▶ **Supplied passage**:
━━━━━━━━━━━━━━━━━━━━━━━━━━━━━━
The average price received per barrel of oil increased $4.21, or 25%, from
$16.81 for the nine months ended September 30, 1995 to $21.02 for the same
period in 1996 while the average price received per mcf of gas increased 26%
from $1.78 for the nine months ended September 30, 1995 to $2.24 for the same
period in 1996. The market price for oil and gas has been extremely volatile in
the past decade, and management expects a certain amount of volatility to
continue in the foreseeable future. The Registrant may therefore sell its future
oil and gas production at average prices lower or higher than that received
during the nine months ended September 30, 1996.
A gain of $450,599 from the sale of 22 wells was recognized during the nine
months ended September 30, 1995 resulting from proceeds received of $474,826 and
a $368 receivable due from the sale for post-closing adjustments, less the
write-off of remaining capitalized well costs of $24,595. There were no sales
for the same period in 1996.
Salvage income of $8,521 for the nine months ended September 30, 1996 was
derived from proceeds received from the sale of equipment on one fully depleted
property. There was no salvage income for the same period in 1995.
━━━━━━━━━━━━━━━━━━━━━━━━━━━━━━
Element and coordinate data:

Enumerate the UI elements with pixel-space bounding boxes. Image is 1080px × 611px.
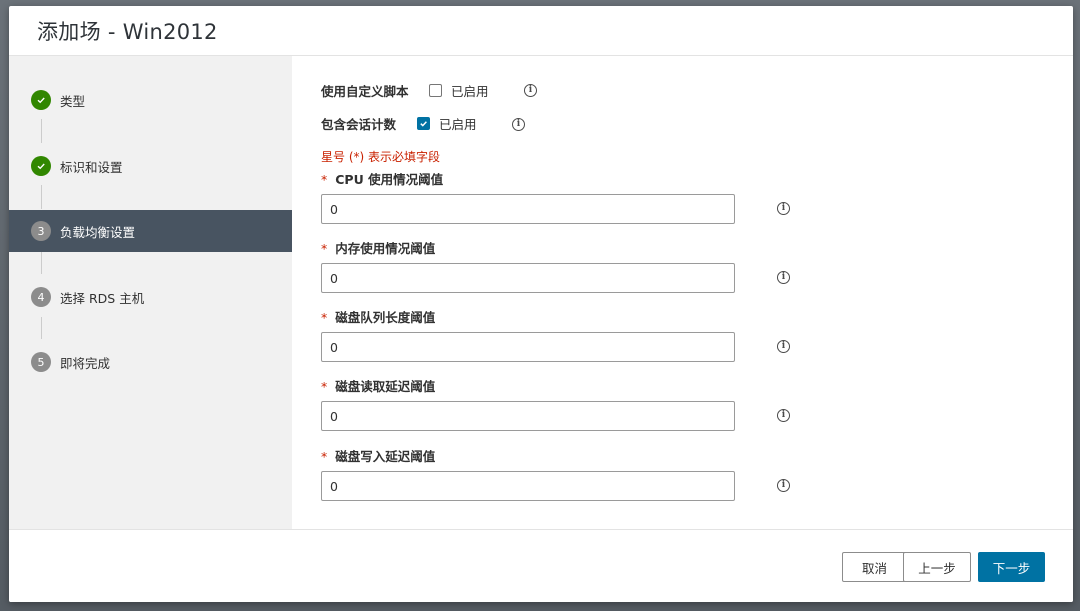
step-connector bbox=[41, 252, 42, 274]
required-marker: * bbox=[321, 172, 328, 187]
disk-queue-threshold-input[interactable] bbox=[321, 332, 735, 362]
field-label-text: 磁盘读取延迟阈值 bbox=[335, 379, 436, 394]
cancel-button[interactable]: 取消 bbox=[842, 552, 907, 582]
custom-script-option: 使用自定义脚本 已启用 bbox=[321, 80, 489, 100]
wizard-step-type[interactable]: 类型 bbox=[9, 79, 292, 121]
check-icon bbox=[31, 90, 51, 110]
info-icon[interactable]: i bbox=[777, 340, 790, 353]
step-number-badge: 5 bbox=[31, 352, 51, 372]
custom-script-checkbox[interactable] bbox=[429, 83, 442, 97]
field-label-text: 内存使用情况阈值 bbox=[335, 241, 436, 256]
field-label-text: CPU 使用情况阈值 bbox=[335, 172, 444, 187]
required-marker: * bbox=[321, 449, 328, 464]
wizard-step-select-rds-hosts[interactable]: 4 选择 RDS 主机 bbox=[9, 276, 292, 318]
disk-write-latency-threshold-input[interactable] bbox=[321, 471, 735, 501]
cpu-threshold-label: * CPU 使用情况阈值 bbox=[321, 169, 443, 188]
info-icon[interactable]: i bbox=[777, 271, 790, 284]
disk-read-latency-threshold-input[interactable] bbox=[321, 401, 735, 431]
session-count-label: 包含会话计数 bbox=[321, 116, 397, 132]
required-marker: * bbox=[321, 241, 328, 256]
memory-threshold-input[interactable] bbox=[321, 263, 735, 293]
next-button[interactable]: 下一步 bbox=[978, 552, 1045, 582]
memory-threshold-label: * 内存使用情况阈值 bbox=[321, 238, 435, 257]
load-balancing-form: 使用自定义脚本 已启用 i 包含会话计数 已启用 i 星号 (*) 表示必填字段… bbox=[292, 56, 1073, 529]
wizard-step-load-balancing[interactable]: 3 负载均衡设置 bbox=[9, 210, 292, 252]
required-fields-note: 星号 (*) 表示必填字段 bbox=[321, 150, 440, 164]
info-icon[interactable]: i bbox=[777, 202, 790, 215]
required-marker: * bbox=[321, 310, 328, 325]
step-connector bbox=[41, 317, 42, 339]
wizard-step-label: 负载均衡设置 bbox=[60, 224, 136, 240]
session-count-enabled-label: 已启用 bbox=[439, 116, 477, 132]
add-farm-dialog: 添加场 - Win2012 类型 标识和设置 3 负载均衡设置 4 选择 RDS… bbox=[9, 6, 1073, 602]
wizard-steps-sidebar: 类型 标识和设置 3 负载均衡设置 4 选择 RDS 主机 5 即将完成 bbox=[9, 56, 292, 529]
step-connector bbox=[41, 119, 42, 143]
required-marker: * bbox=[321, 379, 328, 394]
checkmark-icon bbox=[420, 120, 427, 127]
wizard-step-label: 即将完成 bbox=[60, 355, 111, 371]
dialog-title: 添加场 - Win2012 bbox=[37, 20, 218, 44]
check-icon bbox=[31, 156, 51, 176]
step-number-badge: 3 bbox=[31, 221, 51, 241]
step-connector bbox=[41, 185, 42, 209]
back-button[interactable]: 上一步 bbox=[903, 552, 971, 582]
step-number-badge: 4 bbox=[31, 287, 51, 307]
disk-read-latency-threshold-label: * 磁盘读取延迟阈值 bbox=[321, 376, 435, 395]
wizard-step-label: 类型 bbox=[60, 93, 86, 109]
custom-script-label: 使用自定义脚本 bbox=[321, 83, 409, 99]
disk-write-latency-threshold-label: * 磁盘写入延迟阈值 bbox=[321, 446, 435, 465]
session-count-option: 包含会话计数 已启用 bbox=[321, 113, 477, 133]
━━━━━━━━━━━━━━━━━━━━━━━━━━━━━━
▶ **Directions**:
**a.** In the oil and gas earnings passage, what produced the salvage income for the nine months ended September 30, 1996?
**b.** Carry on the oil and gas earnings passage from the point where it stops.

▶ **Task-by-task outputs**:
**a.** Proceeds from the sale of equipment on one fully depleted property.

**b.**
9
<PAGE>
Costs and Expenses:
Total costs and expenses decreased to $367,252 for the nine months ended
September 30, 1996 as compared to $584,629 for the same period in 1995, a
decrease of $217,377, or 37%. This decrease was due to declines in production
costs, general and administrative expenses ("G&A") and depletion, offset by
increases in loss on abandoned property and abandoned property costs.
Production costs were $236,079 for the nine months ended September 30, 1996 and
$320,892 for the same period in 1995 resulting in an $84,813 decrease, or 26%.
The decrease was due to reductions in well repair and maintenance costs,
partially due to the elimination of costs on wells sold in 1995.
G&A's components are independent accounting and engineering fees, computer
services, postage and managing general partner personnel costs. During this
period, G&A decreased, in aggregate, 2% from $17,476 for the nine months ended
September 30, 1995 to $17,060 for the same period in 1996.
Depletion was $81,435 for the nine months ended September 30, 1996 compared to
$246,261 for the same period in 1995, representing a decrease of $164,826, or
67%. This decrease was primarily attributable to the following factors: (i) a
reduction in the Registrant's net depletable basis from charges taken in
accordance with Statement of Financial Accounting Standards No. 121, "Accounting
for the Impairment of Long-Lived Assets and for Long-Lived Assets to be Disposed
Of" ("FAS 121"), (ii) a reduction in oil production of 6,515 barrels for the
nine months ended September 30, 1996 as compared to the same period in 1995, and
(iii) an increase in oil and gas reserves during the third quarter of 1996 as a
result of higher commodity prices.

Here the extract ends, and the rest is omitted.